§ **Dataset excerpt**:
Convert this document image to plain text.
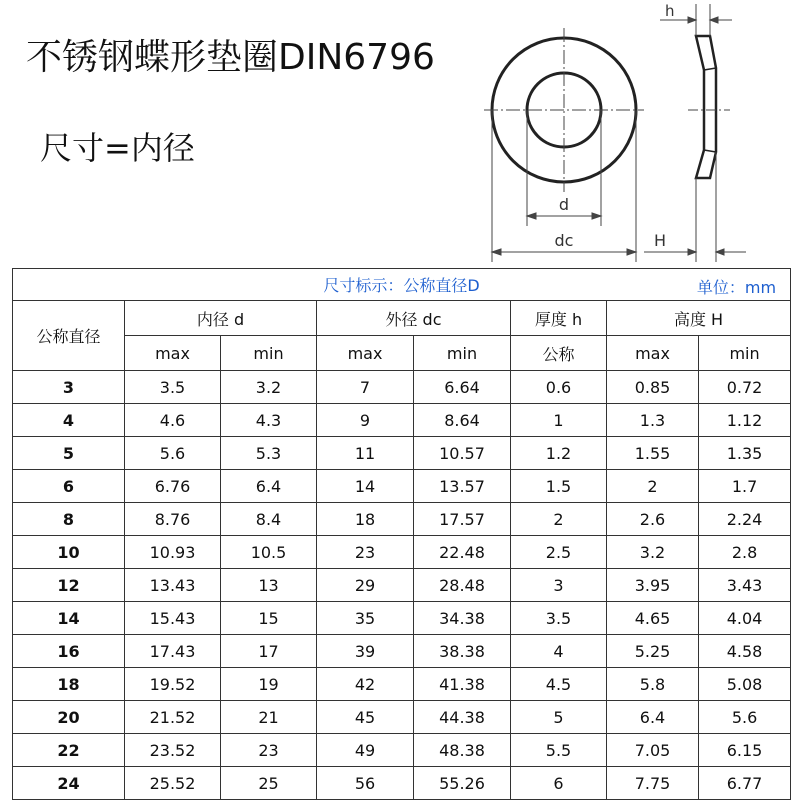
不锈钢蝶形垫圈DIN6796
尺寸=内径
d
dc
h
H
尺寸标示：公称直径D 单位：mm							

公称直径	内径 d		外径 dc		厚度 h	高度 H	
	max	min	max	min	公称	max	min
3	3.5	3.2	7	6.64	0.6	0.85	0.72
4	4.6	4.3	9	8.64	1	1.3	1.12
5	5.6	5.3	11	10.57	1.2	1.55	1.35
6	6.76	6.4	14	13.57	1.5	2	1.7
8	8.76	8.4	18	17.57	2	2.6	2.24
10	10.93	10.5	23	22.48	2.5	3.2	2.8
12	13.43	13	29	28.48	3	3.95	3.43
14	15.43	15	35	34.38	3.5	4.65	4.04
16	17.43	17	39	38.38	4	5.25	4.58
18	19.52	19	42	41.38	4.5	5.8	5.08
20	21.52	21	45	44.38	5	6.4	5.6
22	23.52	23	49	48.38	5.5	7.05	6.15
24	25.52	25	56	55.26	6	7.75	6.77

§ **Set exercise**: Pictures in the data above should not be copied; transcribe everything else exactly.

§ **Completed exercise**:
Convert this document image to plain text.
不锈钢蝶形垫圈DIN6796
尺寸=内径
d
dc
h
H
尺寸标示：公称直径D 单位：mm							

公称直径	内径 d		外径 dc		厚度 h	高度 H	
	max	min	max	min	公称	max	min
3	3.5	3.2	7	6.64	0.6	0.85	0.72
4	4.6	4.3	9	8.64	1	1.3	1.12
5	5.6	5.3	11	10.57	1.2	1.55	1.35
6	6.76	6.4	14	13.57	1.5	2	1.7
8	8.76	8.4	18	17.57	2	2.6	2.24
10	10.93	10.5	23	22.48	2.5	3.2	2.8
12	13.43	13	29	28.48	3	3.95	3.43
14	15.43	15	35	34.38	3.5	4.65	4.04
16	17.43	17	39	38.38	4	5.25	4.58
18	19.52	19	42	41.38	4.5	5.8	5.08
20	21.52	21	45	44.38	5	6.4	5.6
22	23.52	23	49	48.38	5.5	7.05	6.15
24	25.52	25	56	55.26	6	7.75	6.77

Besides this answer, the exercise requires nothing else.